#### 本文

12月12日ミサイルの固形燃料の研究開発に応用できる「ジェットミル(超微粉砕機)」をイランに不正輸出したとして、警視庁公安部と東京税関は機械メーカー「セイシン企業」と関係先など計12カ所を家宅捜索。
12月12日北朝鮮外務省スポークスマンが、1994年の米朝枠組み合意に基づく北朝鮮の核施設凍結を解除し、電力生産に必要な核施設の稼働と建設を即時再開するとの談話を発表したと発表。KEDO(朝鮮半島エネルギー開発機構)の重油提供凍結に対抗する措置とみられる。
12月12日IAEA国際原子力機関のエルバラダイ事務局長は、北朝鮮が核施設の凍結解除を書簡で通知してきたことを公式に確認し、IAEAによる北朝鮮の核施設の保障措置として行ってきた核施設の封印と監視カメラの撤去を要請してきたことを明らかにする。
12月13日アナン国連事務総長は、北朝鮮が核施設の再稼働を決めたことを懸念する声明を発表し、米朝合意を遵守し、IAEAの活動を妨げないよう求める。
12月14日気象庁精密地震観測室と、日本原子力研究所高崎研究所が建設する放射性核種監視観測所が、来年中に核実験全面禁止条約に基づく国際的核実験監視網に加わることが決定。核爆発を地震波と浮遊放射性物質で観測する施設でアジアでは初めて。
12月14日小泉純一郎首相と韓国の金大中大統領は電話会談で、北朝鮮が核施設凍結解除と核兵器開発について、日韓双方が北朝鮮との対話を通じて、核開発停止を働きかけていくことを確認。
12月15日クリントン前米国大統領は、オランダで講演し、その中で1994年の北朝鮮による核開発危機の時、米国が北朝鮮の核施設を爆撃する計画があったことを明らかにする。
12月16日北朝鮮が核開発を続行していたことについて、情報を提供したのは脱北亡命者で、韓国当局に語った内容が精細であったことから、米国に通報され、米国の偵察衛星によって確認されたことが判明。

#### 課題の要件
**a)** 本文の「12月12日北朝鮮外務省スポ」から「する施設でアジアでは初めて。」までを、「核施設」を「原子力施設」に入れ替えて書き直してください。
**b)** 本文に名前が出てくる人物をすべて挙げてください。

#### 提供資料
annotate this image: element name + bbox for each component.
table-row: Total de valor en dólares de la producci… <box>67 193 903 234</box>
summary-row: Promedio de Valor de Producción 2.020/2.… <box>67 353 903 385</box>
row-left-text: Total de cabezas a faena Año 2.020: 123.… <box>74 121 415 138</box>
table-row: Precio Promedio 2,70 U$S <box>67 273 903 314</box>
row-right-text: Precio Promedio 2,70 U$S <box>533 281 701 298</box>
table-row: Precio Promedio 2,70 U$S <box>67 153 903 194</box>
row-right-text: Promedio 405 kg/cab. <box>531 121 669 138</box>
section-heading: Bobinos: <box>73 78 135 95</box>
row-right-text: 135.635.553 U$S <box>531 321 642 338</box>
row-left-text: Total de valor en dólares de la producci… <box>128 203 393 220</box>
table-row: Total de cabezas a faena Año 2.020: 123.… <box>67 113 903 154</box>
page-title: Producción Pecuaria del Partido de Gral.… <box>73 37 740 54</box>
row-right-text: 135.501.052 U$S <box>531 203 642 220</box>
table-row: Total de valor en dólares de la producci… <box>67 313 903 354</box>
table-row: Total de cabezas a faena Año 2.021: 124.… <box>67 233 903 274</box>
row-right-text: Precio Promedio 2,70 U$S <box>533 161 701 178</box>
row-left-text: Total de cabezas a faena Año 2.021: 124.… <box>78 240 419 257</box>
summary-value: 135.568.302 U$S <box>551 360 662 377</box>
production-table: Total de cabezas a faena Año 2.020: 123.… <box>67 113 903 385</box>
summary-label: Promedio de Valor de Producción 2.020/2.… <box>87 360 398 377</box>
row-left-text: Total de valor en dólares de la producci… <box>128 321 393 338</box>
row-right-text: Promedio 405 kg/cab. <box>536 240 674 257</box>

#### 問題の解答
**a)**
12月12日北朝鮮外務省スポークスマンが、1994年の米朝枠組み合意に基づく北朝鮮の原子力施設凍結を解除し、電力生産に必要な原子力施設の稼働と建設を即時再開するとの談話を発表したと発表。KEDO(朝鮮半島エネルギー開発機構)の重油提供凍結に対抗する措置とみられる。
12月12日IAEA国際原子力機関のエルバラダイ事務局長は、北朝鮮が原子力施設の凍結解除を書簡で通知してきたことを公式に確認し、IAEAによる北朝鮮の原子力施設の保障措置として行ってきた原子力施設の封印と監視カメラの撤去を要請してきたことを明らかにする。
12月13日アナン国連事務総長は、北朝鮮が原子力施設の再稼働を決めたことを懸念する声明を発表し、米朝合意を遵守し、IAEAの活動を妨げないよう求める。
12月14日気象庁精密地震観測室と、日本原子力研究所高崎研究所が建設する放射性核種監視観測所が、来年中に核実験全面禁止条約に基づく国際的核実験監視網に加わることが決定。核爆発を地震波と浮遊放射性物質で観測する施設でアジアでは初めて。

**b)** エルバラダイ、アナン、小泉純一郎、金大中、クリントン